PROBLEM DETAILS.
Check each line of the material below for "Country", then copy the ones that contain it.

(Extracted data entries)
■ ■ ■ ■ ■

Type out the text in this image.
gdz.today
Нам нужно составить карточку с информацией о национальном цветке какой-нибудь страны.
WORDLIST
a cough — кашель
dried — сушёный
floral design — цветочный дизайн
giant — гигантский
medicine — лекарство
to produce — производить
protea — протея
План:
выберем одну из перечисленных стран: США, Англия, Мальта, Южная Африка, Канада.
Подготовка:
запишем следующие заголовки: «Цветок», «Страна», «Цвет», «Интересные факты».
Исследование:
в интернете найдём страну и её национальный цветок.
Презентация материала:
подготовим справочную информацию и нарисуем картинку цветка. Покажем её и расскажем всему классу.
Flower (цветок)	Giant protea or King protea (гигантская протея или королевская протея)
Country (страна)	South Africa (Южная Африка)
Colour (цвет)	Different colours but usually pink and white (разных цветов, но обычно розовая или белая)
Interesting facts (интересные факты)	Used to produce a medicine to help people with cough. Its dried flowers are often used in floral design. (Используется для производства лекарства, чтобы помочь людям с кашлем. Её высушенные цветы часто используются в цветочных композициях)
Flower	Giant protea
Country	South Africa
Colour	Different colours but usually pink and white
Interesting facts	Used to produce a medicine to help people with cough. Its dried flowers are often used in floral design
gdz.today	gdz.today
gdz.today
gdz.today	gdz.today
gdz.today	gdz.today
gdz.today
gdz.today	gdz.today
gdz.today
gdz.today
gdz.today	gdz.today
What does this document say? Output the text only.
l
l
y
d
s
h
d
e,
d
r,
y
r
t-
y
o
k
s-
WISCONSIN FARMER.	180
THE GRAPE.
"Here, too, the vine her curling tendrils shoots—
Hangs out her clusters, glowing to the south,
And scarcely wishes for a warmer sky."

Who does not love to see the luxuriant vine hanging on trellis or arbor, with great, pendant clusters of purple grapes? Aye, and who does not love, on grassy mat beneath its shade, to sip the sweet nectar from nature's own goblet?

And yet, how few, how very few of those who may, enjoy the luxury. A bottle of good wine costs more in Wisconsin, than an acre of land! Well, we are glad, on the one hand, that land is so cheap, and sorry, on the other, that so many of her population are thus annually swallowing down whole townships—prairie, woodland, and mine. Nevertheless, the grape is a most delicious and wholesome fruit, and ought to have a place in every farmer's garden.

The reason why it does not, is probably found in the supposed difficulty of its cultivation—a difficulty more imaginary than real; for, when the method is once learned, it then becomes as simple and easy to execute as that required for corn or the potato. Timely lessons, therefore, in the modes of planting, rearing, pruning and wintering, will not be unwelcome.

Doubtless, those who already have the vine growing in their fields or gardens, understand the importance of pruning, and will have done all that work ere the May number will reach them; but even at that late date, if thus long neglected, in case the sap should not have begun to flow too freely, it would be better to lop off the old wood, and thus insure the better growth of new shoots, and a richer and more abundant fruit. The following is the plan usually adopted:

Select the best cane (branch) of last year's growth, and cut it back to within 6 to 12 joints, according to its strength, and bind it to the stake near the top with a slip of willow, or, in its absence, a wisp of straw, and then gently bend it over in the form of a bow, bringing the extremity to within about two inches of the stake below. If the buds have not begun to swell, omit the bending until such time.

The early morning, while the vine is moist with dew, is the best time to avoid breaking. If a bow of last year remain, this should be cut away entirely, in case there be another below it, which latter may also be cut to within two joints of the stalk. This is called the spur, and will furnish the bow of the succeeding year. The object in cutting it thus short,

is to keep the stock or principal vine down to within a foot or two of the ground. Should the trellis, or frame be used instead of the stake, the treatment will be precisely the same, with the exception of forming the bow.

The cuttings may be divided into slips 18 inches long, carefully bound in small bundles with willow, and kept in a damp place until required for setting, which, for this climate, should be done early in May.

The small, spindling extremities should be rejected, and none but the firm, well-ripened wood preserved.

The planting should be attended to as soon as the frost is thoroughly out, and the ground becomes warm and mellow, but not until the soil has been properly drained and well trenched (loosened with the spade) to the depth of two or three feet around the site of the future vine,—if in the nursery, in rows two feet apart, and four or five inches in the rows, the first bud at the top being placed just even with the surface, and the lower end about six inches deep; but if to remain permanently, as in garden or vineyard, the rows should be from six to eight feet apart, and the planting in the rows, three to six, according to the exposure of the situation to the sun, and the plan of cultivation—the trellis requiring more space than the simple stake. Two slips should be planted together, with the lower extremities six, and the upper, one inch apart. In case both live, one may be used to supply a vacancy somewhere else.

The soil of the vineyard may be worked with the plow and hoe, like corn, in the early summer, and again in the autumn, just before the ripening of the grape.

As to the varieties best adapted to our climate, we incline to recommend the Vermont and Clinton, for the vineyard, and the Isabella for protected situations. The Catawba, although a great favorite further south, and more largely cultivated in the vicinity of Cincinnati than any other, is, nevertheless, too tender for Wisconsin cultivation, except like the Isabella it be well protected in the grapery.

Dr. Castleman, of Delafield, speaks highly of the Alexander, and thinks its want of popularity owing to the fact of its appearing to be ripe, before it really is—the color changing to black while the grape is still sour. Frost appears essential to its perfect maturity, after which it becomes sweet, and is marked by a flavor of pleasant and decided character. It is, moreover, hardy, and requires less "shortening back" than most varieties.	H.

■ ■ ■ ■ ■

SOLVED EXERCISE.
Country (страна)	South Africa (Южная Африка)
Country	South Africa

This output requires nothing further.